### Written instruction
Give only the number of lines in the data that contain the word "Orange".

- - - - - - -

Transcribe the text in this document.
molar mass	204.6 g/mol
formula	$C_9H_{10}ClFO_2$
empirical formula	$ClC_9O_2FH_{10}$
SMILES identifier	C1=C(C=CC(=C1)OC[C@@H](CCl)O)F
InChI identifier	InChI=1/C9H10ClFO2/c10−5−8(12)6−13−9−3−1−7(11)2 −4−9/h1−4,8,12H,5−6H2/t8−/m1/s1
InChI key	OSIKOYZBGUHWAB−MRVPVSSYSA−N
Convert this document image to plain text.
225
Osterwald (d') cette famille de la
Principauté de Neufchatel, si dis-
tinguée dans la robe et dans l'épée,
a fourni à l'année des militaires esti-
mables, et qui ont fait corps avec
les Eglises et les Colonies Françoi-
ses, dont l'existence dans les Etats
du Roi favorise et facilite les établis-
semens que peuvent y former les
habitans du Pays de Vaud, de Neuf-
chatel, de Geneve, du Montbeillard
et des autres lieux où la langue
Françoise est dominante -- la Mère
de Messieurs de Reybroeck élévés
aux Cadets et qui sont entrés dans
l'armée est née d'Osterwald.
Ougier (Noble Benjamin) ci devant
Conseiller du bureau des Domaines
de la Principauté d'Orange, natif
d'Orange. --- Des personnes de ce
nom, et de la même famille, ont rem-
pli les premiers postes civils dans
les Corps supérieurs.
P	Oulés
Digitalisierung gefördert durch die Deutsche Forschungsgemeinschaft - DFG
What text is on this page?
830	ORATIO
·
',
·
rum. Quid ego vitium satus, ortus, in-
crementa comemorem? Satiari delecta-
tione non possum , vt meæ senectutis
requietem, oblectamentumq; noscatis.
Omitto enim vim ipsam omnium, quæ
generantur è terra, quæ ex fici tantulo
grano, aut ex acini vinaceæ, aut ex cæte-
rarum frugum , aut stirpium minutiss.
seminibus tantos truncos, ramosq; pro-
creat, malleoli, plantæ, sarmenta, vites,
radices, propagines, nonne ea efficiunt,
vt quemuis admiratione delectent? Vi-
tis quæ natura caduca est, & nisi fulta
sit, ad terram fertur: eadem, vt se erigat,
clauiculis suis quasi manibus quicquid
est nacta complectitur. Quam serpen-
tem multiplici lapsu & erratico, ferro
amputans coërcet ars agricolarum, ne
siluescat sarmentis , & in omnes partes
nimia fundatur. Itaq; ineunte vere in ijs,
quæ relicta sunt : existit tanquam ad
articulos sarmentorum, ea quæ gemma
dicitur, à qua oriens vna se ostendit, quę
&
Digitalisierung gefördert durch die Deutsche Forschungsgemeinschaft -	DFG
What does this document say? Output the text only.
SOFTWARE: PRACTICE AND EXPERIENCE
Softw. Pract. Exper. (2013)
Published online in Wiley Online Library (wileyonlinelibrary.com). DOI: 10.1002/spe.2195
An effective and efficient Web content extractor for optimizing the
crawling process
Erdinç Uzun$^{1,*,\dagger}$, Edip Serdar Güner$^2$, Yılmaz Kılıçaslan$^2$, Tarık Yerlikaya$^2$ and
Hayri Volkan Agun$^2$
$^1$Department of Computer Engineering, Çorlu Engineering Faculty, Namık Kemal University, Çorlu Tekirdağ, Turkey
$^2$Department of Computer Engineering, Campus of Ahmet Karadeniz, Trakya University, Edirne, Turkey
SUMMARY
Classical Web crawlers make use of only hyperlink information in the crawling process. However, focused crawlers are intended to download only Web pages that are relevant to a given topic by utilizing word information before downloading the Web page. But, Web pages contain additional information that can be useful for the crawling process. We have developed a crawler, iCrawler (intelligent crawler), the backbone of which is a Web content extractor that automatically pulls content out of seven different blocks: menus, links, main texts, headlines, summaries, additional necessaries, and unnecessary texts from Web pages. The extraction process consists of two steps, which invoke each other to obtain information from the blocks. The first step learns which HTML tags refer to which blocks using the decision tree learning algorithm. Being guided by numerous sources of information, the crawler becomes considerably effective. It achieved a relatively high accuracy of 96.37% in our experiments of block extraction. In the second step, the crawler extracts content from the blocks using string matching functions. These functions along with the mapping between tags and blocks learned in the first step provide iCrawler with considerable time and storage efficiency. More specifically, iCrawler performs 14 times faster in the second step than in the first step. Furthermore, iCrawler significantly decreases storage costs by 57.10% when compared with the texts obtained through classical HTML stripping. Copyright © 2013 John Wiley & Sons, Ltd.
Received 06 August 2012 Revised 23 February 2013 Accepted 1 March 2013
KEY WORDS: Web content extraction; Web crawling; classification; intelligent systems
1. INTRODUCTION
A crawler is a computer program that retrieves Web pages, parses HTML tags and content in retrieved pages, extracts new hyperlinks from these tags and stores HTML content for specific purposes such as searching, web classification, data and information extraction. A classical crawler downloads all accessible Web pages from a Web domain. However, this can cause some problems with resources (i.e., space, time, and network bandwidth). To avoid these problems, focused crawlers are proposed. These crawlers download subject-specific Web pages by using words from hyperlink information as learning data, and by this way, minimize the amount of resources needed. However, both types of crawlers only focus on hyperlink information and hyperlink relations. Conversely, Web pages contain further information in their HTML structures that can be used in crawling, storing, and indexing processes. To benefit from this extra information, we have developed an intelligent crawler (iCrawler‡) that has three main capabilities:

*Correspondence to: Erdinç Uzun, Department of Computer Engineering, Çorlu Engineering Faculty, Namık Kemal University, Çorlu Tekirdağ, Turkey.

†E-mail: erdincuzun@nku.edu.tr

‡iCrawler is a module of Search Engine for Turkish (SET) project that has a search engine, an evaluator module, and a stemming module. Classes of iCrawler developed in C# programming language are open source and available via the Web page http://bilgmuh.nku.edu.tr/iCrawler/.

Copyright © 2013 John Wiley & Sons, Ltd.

- - - - - - -

### Reply to the exercise
2